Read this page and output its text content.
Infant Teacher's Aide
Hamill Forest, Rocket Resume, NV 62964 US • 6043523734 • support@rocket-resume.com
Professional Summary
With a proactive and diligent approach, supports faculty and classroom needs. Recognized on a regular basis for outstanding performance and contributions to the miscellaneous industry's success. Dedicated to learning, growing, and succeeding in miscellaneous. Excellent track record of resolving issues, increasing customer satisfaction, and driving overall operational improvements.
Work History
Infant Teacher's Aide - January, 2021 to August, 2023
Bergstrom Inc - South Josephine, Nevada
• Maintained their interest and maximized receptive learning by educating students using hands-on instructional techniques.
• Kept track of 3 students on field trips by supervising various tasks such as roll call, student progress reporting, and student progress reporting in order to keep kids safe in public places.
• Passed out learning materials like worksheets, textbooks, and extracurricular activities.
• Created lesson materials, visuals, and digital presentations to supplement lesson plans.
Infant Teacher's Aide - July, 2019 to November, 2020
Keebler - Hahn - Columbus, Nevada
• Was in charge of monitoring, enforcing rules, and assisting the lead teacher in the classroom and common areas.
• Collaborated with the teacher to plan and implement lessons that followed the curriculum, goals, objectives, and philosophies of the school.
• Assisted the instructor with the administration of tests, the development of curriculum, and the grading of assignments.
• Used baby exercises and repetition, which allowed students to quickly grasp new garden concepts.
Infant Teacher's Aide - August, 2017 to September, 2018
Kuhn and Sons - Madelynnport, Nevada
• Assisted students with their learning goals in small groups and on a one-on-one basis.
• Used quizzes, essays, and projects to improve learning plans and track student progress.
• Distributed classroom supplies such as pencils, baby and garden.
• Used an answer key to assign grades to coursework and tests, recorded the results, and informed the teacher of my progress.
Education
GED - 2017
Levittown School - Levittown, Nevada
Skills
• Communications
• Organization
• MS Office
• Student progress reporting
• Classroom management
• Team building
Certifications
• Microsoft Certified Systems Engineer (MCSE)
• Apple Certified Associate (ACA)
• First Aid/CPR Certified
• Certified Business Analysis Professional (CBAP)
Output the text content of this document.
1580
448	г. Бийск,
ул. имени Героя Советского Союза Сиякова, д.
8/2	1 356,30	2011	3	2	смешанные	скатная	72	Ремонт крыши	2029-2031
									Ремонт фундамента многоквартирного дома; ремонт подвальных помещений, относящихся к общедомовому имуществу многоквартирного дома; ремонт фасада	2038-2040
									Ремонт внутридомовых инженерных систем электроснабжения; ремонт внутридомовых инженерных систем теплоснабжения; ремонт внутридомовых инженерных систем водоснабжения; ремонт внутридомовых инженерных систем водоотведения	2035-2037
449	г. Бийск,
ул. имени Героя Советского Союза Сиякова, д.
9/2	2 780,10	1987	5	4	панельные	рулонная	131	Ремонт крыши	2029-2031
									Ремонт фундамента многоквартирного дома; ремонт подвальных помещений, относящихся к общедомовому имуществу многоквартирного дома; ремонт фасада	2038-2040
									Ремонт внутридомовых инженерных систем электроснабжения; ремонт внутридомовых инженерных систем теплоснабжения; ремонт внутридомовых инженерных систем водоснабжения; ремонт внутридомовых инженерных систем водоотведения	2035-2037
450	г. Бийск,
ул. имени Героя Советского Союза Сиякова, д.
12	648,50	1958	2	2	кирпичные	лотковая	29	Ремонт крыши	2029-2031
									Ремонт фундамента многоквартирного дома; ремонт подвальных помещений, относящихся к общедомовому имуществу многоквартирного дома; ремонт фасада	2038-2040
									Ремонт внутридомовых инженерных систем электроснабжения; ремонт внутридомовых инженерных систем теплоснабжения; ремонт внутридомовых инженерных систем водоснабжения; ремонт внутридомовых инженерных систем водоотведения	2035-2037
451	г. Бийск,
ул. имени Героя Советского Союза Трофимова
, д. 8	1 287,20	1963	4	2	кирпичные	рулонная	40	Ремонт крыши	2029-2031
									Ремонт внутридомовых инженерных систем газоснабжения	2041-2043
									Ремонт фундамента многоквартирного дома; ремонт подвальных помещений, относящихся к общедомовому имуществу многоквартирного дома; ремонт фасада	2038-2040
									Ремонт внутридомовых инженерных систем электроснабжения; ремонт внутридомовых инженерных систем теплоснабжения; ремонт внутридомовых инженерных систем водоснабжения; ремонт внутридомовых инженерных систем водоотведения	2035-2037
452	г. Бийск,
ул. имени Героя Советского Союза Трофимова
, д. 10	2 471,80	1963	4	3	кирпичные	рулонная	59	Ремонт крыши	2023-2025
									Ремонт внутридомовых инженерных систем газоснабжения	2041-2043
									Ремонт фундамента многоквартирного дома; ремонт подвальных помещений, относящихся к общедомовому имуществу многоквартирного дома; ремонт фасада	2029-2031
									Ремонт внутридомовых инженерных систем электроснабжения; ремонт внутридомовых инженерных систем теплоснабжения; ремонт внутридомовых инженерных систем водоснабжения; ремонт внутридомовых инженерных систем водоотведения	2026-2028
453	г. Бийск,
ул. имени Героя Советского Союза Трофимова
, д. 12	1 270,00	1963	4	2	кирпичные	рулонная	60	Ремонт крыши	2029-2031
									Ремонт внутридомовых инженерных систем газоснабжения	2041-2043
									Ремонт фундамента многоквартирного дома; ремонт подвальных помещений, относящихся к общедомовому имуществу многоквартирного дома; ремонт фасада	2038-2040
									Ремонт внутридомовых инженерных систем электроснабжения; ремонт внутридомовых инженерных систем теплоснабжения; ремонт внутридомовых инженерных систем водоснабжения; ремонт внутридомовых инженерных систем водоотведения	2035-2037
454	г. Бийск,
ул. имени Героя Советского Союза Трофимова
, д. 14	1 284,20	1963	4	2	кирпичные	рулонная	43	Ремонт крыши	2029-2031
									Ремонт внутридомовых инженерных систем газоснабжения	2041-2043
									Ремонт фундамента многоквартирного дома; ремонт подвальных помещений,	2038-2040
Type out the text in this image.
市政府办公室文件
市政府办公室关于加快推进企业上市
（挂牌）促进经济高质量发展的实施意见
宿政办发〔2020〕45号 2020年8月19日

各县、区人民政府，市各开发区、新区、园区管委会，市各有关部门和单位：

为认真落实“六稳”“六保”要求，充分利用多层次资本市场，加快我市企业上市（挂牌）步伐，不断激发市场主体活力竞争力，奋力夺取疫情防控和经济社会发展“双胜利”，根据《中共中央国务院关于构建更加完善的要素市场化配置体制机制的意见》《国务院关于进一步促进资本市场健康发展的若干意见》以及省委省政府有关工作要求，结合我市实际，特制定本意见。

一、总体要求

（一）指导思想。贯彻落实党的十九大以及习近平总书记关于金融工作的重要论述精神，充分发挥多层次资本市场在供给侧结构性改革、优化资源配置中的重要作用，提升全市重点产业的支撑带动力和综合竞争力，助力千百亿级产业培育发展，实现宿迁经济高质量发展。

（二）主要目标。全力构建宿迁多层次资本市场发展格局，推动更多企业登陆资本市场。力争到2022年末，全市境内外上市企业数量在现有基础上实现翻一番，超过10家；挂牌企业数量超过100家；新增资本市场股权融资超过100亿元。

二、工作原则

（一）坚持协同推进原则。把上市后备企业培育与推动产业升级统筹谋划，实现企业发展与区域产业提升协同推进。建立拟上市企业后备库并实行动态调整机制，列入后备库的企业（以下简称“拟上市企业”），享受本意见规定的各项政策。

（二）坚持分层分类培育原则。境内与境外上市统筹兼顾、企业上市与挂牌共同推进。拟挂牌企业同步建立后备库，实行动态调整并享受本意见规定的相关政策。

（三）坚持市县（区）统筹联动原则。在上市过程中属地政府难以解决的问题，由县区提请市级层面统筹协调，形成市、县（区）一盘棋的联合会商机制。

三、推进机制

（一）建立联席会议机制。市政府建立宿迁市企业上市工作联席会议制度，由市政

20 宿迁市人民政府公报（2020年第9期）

Do this -
Reproduce each entry word for word.

Task output -
Read this page and output its text content.
Infant Teacher's Aide
Hamill Forest, Rocket Resume, NV 62964 US • 6043523734 • support@rocket-resume.com
Professional Summary
With a proactive and diligent approach, supports faculty and classroom needs. Recognized on a regular basis for outstanding performance and contributions to the miscellaneous industry's success. Dedicated to learning, growing, and succeeding in miscellaneous. Excellent track record of resolving issues, increasing customer satisfaction, and driving overall operational improvements.
Work History
Infant Teacher's Aide - January, 2021 to August, 2023
Bergstrom Inc - South Josephine, Nevada
• Maintained their interest and maximized receptive learning by educating students using hands-on instructional techniques.
• Kept track of 3 students on field trips by supervising various tasks such as roll call, student progress reporting, and student progress reporting in order to keep kids safe in public places.
• Passed out learning materials like worksheets, textbooks, and extracurricular activities.
• Created lesson materials, visuals, and digital presentations to supplement lesson plans.
Infant Teacher's Aide - July, 2019 to November, 2020
Keebler - Hahn - Columbus, Nevada
• Was in charge of monitoring, enforcing rules, and assisting the lead teacher in the classroom and common areas.
• Collaborated with the teacher to plan and implement lessons that followed the curriculum, goals, objectives, and philosophies of the school.
• Assisted the instructor with the administration of tests, the development of curriculum, and the grading of assignments.
• Used baby exercises and repetition, which allowed students to quickly grasp new garden concepts.
Infant Teacher's Aide - August, 2017 to September, 2018
Kuhn and Sons - Madelynnport, Nevada
• Assisted students with their learning goals in small groups and on a one-on-one basis.
• Used quizzes, essays, and projects to improve learning plans and track student progress.
• Distributed classroom supplies such as pencils, baby and garden.
• Used an answer key to assign grades to coursework and tests, recorded the results, and informed the teacher of my progress.
Education
GED - 2017
Levittown School - Levittown, Nevada
Skills
• Communications
• Organization
• MS Office
• Student progress reporting
• Classroom management
• Team building
Certifications
• Microsoft Certified Systems Engineer (MCSE)
• Apple Certified Associate (ACA)
• First Aid/CPR Certified
• Certified Business Analysis Professional (CBAP)
Output the text content of this document.
1580
448	г. Бийск,
ул. имени Героя Советского Союза Сиякова, д.
8/2	1 356,30	2011	3	2	смешанные	скатная	72	Ремонт крыши	2029-2031
									Ремонт фундамента многоквартирного дома; ремонт подвальных помещений, относящихся к общедомовому имуществу многоквартирного дома; ремонт фасада	2038-2040
									Ремонт внутридомовых инженерных систем электроснабжения; ремонт внутридомовых инженерных систем теплоснабжения; ремонт внутридомовых инженерных систем водоснабжения; ремонт внутридомовых инженерных систем водоотведения	2035-2037
449	г. Бийск,
ул. имени Героя Советского Союза Сиякова, д.
9/2	2 780,10	1987	5	4	панельные	рулонная	131	Ремонт крыши	2029-2031
									Ремонт фундамента многоквартирного дома; ремонт подвальных помещений, относящихся к общедомовому имуществу многоквартирного дома; ремонт фасада	2038-2040
									Ремонт внутридомовых инженерных систем электроснабжения; ремонт внутридомовых инженерных систем теплоснабжения; ремонт внутридомовых инженерных систем водоснабжения; ремонт внутридомовых инженерных систем водоотведения	2035-2037
450	г. Бийск,
ул. имени Героя Советского Союза Сиякова, д.
12	648,50	1958	2	2	кирпичные	лотковая	29	Ремонт крыши	2029-2031
									Ремонт фундамента многоквартирного дома; ремонт подвальных помещений, относящихся к общедомовому имуществу многоквартирного дома; ремонт фасада	2038-2040
									Ремонт внутридомовых инженерных систем электроснабжения; ремонт внутридомовых инженерных систем теплоснабжения; ремонт внутридомовых инженерных систем водоснабжения; ремонт внутридомовых инженерных систем водоотведения	2035-2037
451	г. Бийск,
ул. имени Героя Советского Союза Трофимова
, д. 8	1 287,20	1963	4	2	кирпичные	рулонная	40	Ремонт крыши	2029-2031
									Ремонт внутридомовых инженерных систем газоснабжения	2041-2043
									Ремонт фундамента многоквартирного дома; ремонт подвальных помещений, относящихся к общедомовому имуществу многоквартирного дома; ремонт фасада	2038-2040
									Ремонт внутридомовых инженерных систем электроснабжения; ремонт внутридомовых инженерных систем теплоснабжения; ремонт внутридомовых инженерных систем водоснабжения; ремонт внутридомовых инженерных систем водоотведения	2035-2037
452	г. Бийск,
ул. имени Героя Советского Союза Трофимова
, д. 10	2 471,80	1963	4	3	кирпичные	рулонная	59	Ремонт крыши	2023-2025
									Ремонт внутридомовых инженерных систем газоснабжения	2041-2043
									Ремонт фундамента многоквартирного дома; ремонт подвальных помещений, относящихся к общедомовому имуществу многоквартирного дома; ремонт фасада	2029-2031
									Ремонт внутридомовых инженерных систем электроснабжения; ремонт внутридомовых инженерных систем теплоснабжения; ремонт внутридомовых инженерных систем водоснабжения; ремонт внутридомовых инженерных систем водоотведения	2026-2028
453	г. Бийск,
ул. имени Героя Советского Союза Трофимова
, д. 12	1 270,00	1963	4	2	кирпичные	рулонная	60	Ремонт крыши	2029-2031
									Ремонт внутридомовых инженерных систем газоснабжения	2041-2043
									Ремонт фундамента многоквартирного дома; ремонт подвальных помещений, относящихся к общедомовому имуществу многоквартирного дома; ремонт фасада	2038-2040
									Ремонт внутридомовых инженерных систем электроснабжения; ремонт внутридомовых инженерных систем теплоснабжения; ремонт внутридомовых инженерных систем водоснабжения; ремонт внутридомовых инженерных систем водоотведения	2035-2037
454	г. Бийск,
ул. имени Героя Советского Союза Трофимова
, д. 14	1 284,20	1963	4	2	кирпичные	рулонная	43	Ремонт крыши	2029-2031
									Ремонт внутридомовых инженерных систем газоснабжения	2041-2043
									Ремонт фундамента многоквартирного дома; ремонт подвальных помещений,	2038-2040
Type out the text in this image.
市政府办公室文件
市政府办公室关于加快推进企业上市
（挂牌）促进经济高质量发展的实施意见
宿政办发〔2020〕45号 2020年8月19日

各县、区人民政府，市各开发区、新区、园区管委会，市各有关部门和单位：

为认真落实“六稳”“六保”要求，充分利用多层次资本市场，加快我市企业上市（挂牌）步伐，不断激发市场主体活力竞争力，奋力夺取疫情防控和经济社会发展“双胜利”，根据《中共中央国务院关于构建更加完善的要素市场化配置体制机制的意见》《国务院关于进一步促进资本市场健康发展的若干意见》以及省委省政府有关工作要求，结合我市实际，特制定本意见。

一、总体要求

（一）指导思想。贯彻落实党的十九大以及习近平总书记关于金融工作的重要论述精神，充分发挥多层次资本市场在供给侧结构性改革、优化资源配置中的重要作用，提升全市重点产业的支撑带动力和综合竞争力，助力千百亿级产业培育发展，实现宿迁经济高质量发展。

（二）主要目标。全力构建宿迁多层次资本市场发展格局，推动更多企业登陆资本市场。力争到2022年末，全市境内外上市企业数量在现有基础上实现翻一番，超过10家；挂牌企业数量超过100家；新增资本市场股权融资超过100亿元。

二、工作原则

（一）坚持协同推进原则。把上市后备企业培育与推动产业升级统筹谋划，实现企业发展与区域产业提升协同推进。建立拟上市企业后备库并实行动态调整机制，列入后备库的企业（以下简称“拟上市企业”），享受本意见规定的各项政策。

（二）坚持分层分类培育原则。境内与境外上市统筹兼顾、企业上市与挂牌共同推进。拟挂牌企业同步建立后备库，实行动态调整并享受本意见规定的相关政策。

（三）坚持市县（区）统筹联动原则。在上市过程中属地政府难以解决的问题，由县区提请市级层面统筹协调，形成市、县（区）一盘棋的联合会商机制。

三、推进机制

（一）建立联席会议机制。市政府建立宿迁市企业上市工作联席会议制度，由市政

20 宿迁市人民政府公报（2020年第9期）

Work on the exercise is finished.